_DIRECTION_: Write out all the lines again, precisely as they stand, but without the images.

Figure record listings:
·····

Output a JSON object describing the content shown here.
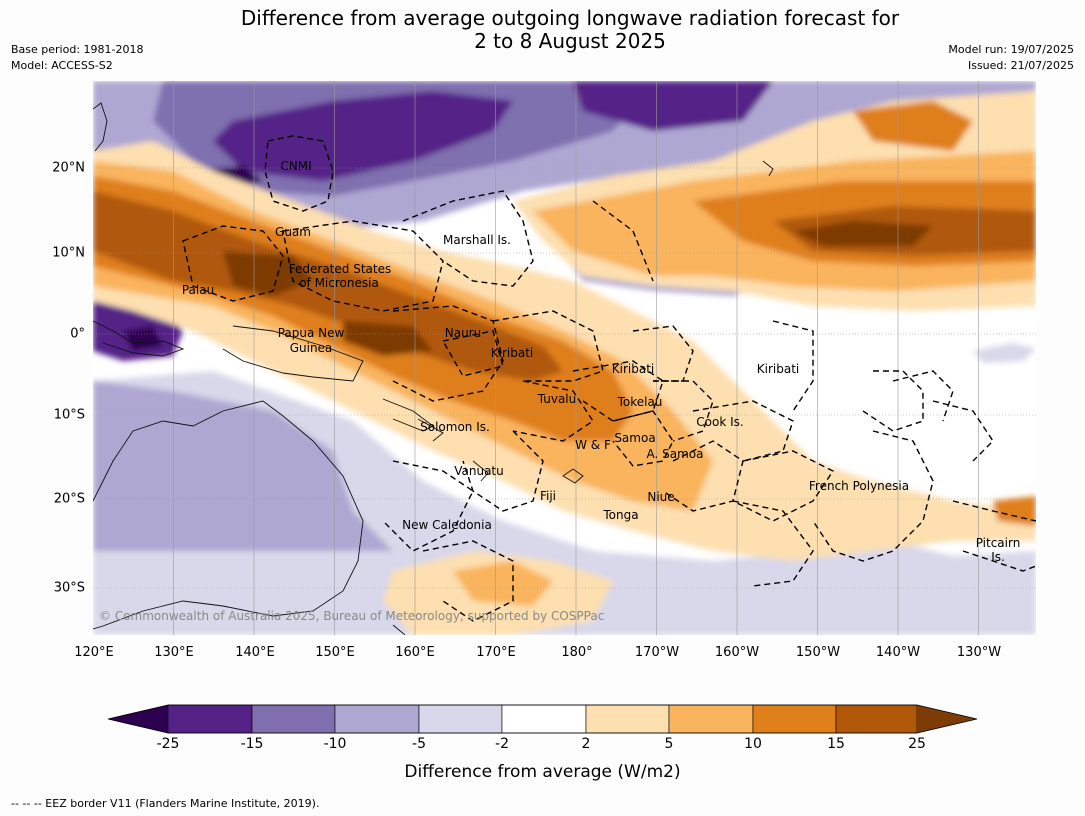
{
  "title_line1": "Difference from average outgoing longwave radiation forecast for",
  "title_line2": "2 to 8 August 2025",
  "meta_left": [
    "Base period: 1981-2018",
    "Model: ACCESS-S2"
  ],
  "meta_right": [
    "Model run: 19/07/2025",
    "Issued: 21/07/2025"
  ],
  "lon_labels": [
    "120°E",
    "130°E",
    "140°E",
    "150°E",
    "160°E",
    "170°E",
    "180°",
    "170°W",
    "160°W",
    "150°W",
    "140°W",
    "130°W"
  ],
  "lat_labels": [
    "20°N",
    "10°N",
    "0°",
    "10°S",
    "20°S",
    "30°S"
  ],
  "places": {
    "cnmi": "CNMI",
    "guam": "Guam",
    "marshall": "Marshall Is.",
    "fsm1": "Federated States",
    "fsm2": "of Micronesia",
    "palau": "Palau",
    "png1": "Papua New",
    "png2": "Guinea",
    "nauru": "Nauru",
    "kiribati1": "Kiribati",
    "kiribati2": "Kiribati",
    "kiribati3": "Kiribati",
    "tuvalu": "Tuvalu",
    "tokelau": "Tokelau",
    "solomon": "Solomon Is.",
    "wf": "W & F",
    "samoa": "Samoa",
    "asamoa": "A. Samoa",
    "cook": "Cook Is.",
    "vanuatu": "Vanuatu",
    "fiji": "Fiji",
    "niue": "Niue",
    "tonga": "Tonga",
    "newcal": "New Caledonia",
    "frpoly": "French Polynesia",
    "pitcairn1": "Pitcairn",
    "pitcairn2": "Is."
  },
  "copyright": "© Commonwealth of Australia 2025, Bureau of Meteorology, supported by COSPPac",
  "colorbar": {
    "ticks": [
      "-25",
      "-15",
      "-10",
      "-5",
      "-2",
      "2",
      "5",
      "10",
      "15",
      "25"
    ],
    "colors": [
      "#2d0050",
      "#542287",
      "#7f6faf",
      "#aea7d2",
      "#d8d8ea",
      "#ffffff",
      "#fddfb0",
      "#f9b45d",
      "#df7f1a",
      "#b05807",
      "#7d3b05"
    ],
    "label": "Difference from average (W/m2)"
  },
  "footnote": "--  --  -- EEZ border V11 (Flanders Marine Institute, 2019)."
}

·····

_THE ANSWER_:
Output a JSON object describing the content shown here.
{
  "title_line1": "Difference from average outgoing longwave radiation forecast for",
  "title_line2": "2 to 8 August 2025",
  "meta_left": [
    "Base period: 1981-2018",
    "Model: ACCESS-S2"
  ],
  "meta_right": [
    "Model run: 19/07/2025",
    "Issued: 21/07/2025"
  ],
  "lon_labels": [
    "120°E",
    "130°E",
    "140°E",
    "150°E",
    "160°E",
    "170°E",
    "180°",
    "170°W",
    "160°W",
    "150°W",
    "140°W",
    "130°W"
  ],
  "lat_labels": [
    "20°N",
    "10°N",
    "0°",
    "10°S",
    "20°S",
    "30°S"
  ],
  "places": {
    "cnmi": "CNMI",
    "guam": "Guam",
    "marshall": "Marshall Is.",
    "fsm1": "Federated States",
    "fsm2": "of Micronesia",
    "palau": "Palau",
    "png1": "Papua New",
    "png2": "Guinea",
    "nauru": "Nauru",
    "kiribati1": "Kiribati",
    "kiribati2": "Kiribati",
    "kiribati3": "Kiribati",
    "tuvalu": "Tuvalu",
    "tokelau": "Tokelau",
    "solomon": "Solomon Is.",
    "wf": "W & F",
    "samoa": "Samoa",
    "asamoa": "A. Samoa",
    "cook": "Cook Is.",
    "vanuatu": "Vanuatu",
    "fiji": "Fiji",
    "niue": "Niue",
    "tonga": "Tonga",
    "newcal": "New Caledonia",
    "frpoly": "French Polynesia",
    "pitcairn1": "Pitcairn",
    "pitcairn2": "Is."
  },
  "copyright": "© Commonwealth of Australia 2025, Bureau of Meteorology, supported by COSPPac",
  "colorbar": {
    "ticks": [
      "-25",
      "-15",
      "-10",
      "-5",
      "-2",
      "2",
      "5",
      "10",
      "15",
      "25"
    ],
    "colors": [
      "#2d0050",
      "#542287",
      "#7f6faf",
      "#aea7d2",
      "#d8d8ea",
      "#ffffff",
      "#fddfb0",
      "#f9b45d",
      "#df7f1a",
      "#b05807",
      "#7d3b05"
    ],
    "label": "Difference from average (W/m2)"
  },
  "footnote": "--  --  -- EEZ border V11 (Flanders Marine Institute, 2019)."
}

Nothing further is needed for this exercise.